— Start —

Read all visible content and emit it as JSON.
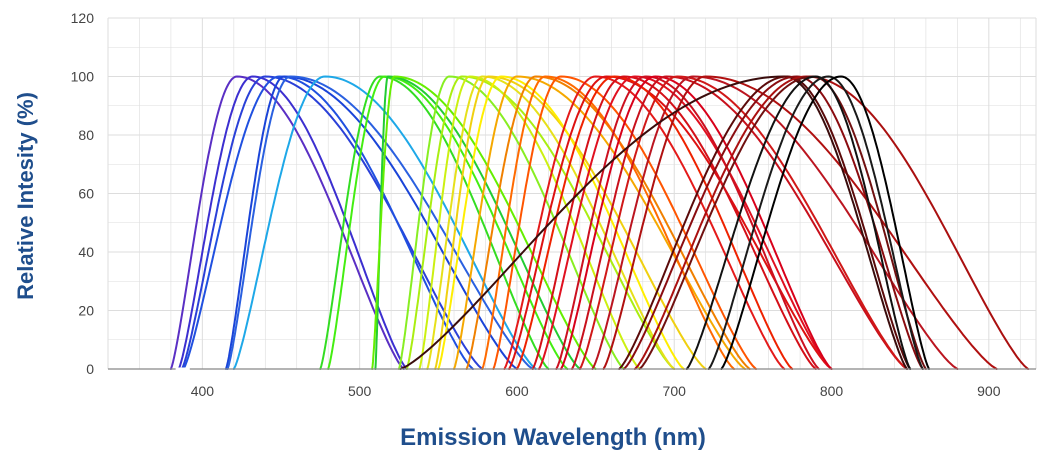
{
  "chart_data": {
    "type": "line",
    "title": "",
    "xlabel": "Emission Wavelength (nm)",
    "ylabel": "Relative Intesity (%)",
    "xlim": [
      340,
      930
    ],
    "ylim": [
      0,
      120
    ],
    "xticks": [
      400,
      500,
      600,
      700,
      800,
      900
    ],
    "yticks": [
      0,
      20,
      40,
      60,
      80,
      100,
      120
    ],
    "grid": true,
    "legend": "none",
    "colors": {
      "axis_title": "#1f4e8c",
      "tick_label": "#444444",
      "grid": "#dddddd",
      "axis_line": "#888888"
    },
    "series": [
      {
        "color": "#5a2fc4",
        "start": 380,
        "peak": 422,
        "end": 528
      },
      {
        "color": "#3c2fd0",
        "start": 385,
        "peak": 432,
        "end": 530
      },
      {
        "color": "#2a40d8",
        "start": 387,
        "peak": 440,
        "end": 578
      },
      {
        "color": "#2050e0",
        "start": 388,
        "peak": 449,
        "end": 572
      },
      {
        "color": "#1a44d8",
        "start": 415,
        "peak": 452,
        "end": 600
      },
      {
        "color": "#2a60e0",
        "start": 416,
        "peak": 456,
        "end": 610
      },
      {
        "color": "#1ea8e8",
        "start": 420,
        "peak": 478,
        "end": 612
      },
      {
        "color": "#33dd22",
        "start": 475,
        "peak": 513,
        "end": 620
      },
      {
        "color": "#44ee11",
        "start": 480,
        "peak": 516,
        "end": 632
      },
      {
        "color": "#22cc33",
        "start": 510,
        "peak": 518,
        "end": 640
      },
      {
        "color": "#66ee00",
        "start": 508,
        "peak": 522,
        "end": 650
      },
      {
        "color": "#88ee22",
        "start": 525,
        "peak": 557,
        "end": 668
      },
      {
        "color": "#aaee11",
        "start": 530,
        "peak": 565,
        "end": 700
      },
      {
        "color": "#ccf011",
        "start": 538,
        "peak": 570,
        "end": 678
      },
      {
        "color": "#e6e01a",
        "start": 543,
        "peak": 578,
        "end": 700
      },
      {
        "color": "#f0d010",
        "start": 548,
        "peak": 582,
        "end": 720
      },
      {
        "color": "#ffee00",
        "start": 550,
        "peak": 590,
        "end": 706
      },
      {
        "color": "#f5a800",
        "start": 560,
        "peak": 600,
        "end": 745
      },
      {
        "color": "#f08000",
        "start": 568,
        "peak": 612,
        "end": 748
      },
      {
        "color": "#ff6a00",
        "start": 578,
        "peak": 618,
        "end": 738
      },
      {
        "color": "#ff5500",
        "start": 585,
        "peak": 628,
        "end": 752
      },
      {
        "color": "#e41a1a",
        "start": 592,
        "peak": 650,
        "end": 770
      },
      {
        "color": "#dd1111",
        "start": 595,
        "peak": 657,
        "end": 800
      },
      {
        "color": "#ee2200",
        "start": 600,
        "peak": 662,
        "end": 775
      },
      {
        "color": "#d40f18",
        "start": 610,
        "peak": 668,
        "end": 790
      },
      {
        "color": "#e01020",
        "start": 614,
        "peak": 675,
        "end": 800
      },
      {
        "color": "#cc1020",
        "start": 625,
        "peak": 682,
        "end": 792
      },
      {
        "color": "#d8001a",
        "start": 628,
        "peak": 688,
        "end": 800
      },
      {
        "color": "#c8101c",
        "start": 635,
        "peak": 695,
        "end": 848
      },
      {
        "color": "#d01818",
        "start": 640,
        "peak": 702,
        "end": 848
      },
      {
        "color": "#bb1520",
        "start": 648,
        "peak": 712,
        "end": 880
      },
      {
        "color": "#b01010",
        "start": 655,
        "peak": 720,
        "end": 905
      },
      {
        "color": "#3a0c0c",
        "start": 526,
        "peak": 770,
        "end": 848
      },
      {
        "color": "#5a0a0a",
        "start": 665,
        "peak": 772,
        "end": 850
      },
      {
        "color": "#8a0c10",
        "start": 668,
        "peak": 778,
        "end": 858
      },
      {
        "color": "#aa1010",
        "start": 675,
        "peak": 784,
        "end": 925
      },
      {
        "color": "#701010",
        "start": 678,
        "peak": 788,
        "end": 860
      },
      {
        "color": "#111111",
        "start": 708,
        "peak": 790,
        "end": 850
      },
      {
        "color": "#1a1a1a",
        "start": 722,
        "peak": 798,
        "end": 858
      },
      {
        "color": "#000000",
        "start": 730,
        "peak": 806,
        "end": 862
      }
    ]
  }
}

— End —

§ **Problem details**:
Return the entries unchanged, save for the pictures, which do not belong in the copy.

§ **Exercise response**:
Read all visible content and emit it as JSON.
{
  "chart_data": {
    "type": "line",
    "title": "",
    "xlabel": "Emission Wavelength (nm)",
    "ylabel": "Relative Intesity (%)",
    "xlim": [
      340,
      930
    ],
    "ylim": [
      0,
      120
    ],
    "xticks": [
      400,
      500,
      600,
      700,
      800,
      900
    ],
    "yticks": [
      0,
      20,
      40,
      60,
      80,
      100,
      120
    ],
    "grid": true,
    "legend": "none",
    "colors": {
      "axis_title": "#1f4e8c",
      "tick_label": "#444444",
      "grid": "#dddddd",
      "axis_line": "#888888"
    },
    "series": [
      {
        "color": "#5a2fc4",
        "start": 380,
        "peak": 422,
        "end": 528
      },
      {
        "color": "#3c2fd0",
        "start": 385,
        "peak": 432,
        "end": 530
      },
      {
        "color": "#2a40d8",
        "start": 387,
        "peak": 440,
        "end": 578
      },
      {
        "color": "#2050e0",
        "start": 388,
        "peak": 449,
        "end": 572
      },
      {
        "color": "#1a44d8",
        "start": 415,
        "peak": 452,
        "end": 600
      },
      {
        "color": "#2a60e0",
        "start": 416,
        "peak": 456,
        "end": 610
      },
      {
        "color": "#1ea8e8",
        "start": 420,
        "peak": 478,
        "end": 612
      },
      {
        "color": "#33dd22",
        "start": 475,
        "peak": 513,
        "end": 620
      },
      {
        "color": "#44ee11",
        "start": 480,
        "peak": 516,
        "end": 632
      },
      {
        "color": "#22cc33",
        "start": 510,
        "peak": 518,
        "end": 640
      },
      {
        "color": "#66ee00",
        "start": 508,
        "peak": 522,
        "end": 650
      },
      {
        "color": "#88ee22",
        "start": 525,
        "peak": 557,
        "end": 668
      },
      {
        "color": "#aaee11",
        "start": 530,
        "peak": 565,
        "end": 700
      },
      {
        "color": "#ccf011",
        "start": 538,
        "peak": 570,
        "end": 678
      },
      {
        "color": "#e6e01a",
        "start": 543,
        "peak": 578,
        "end": 700
      },
      {
        "color": "#f0d010",
        "start": 548,
        "peak": 582,
        "end": 720
      },
      {
        "color": "#ffee00",
        "start": 550,
        "peak": 590,
        "end": 706
      },
      {
        "color": "#f5a800",
        "start": 560,
        "peak": 600,
        "end": 745
      },
      {
        "color": "#f08000",
        "start": 568,
        "peak": 612,
        "end": 748
      },
      {
        "color": "#ff6a00",
        "start": 578,
        "peak": 618,
        "end": 738
      },
      {
        "color": "#ff5500",
        "start": 585,
        "peak": 628,
        "end": 752
      },
      {
        "color": "#e41a1a",
        "start": 592,
        "peak": 650,
        "end": 770
      },
      {
        "color": "#dd1111",
        "start": 595,
        "peak": 657,
        "end": 800
      },
      {
        "color": "#ee2200",
        "start": 600,
        "peak": 662,
        "end": 775
      },
      {
        "color": "#d40f18",
        "start": 610,
        "peak": 668,
        "end": 790
      },
      {
        "color": "#e01020",
        "start": 614,
        "peak": 675,
        "end": 800
      },
      {
        "color": "#cc1020",
        "start": 625,
        "peak": 682,
        "end": 792
      },
      {
        "color": "#d8001a",
        "start": 628,
        "peak": 688,
        "end": 800
      },
      {
        "color": "#c8101c",
        "start": 635,
        "peak": 695,
        "end": 848
      },
      {
        "color": "#d01818",
        "start": 640,
        "peak": 702,
        "end": 848
      },
      {
        "color": "#bb1520",
        "start": 648,
        "peak": 712,
        "end": 880
      },
      {
        "color": "#b01010",
        "start": 655,
        "peak": 720,
        "end": 905
      },
      {
        "color": "#3a0c0c",
        "start": 526,
        "peak": 770,
        "end": 848
      },
      {
        "color": "#5a0a0a",
        "start": 665,
        "peak": 772,
        "end": 850
      },
      {
        "color": "#8a0c10",
        "start": 668,
        "peak": 778,
        "end": 858
      },
      {
        "color": "#aa1010",
        "start": 675,
        "peak": 784,
        "end": 925
      },
      {
        "color": "#701010",
        "start": 678,
        "peak": 788,
        "end": 860
      },
      {
        "color": "#111111",
        "start": 708,
        "peak": 790,
        "end": 850
      },
      {
        "color": "#1a1a1a",
        "start": 722,
        "peak": 798,
        "end": 858
      },
      {
        "color": "#000000",
        "start": 730,
        "peak": 806,
        "end": 862
      }
    ]
  }
}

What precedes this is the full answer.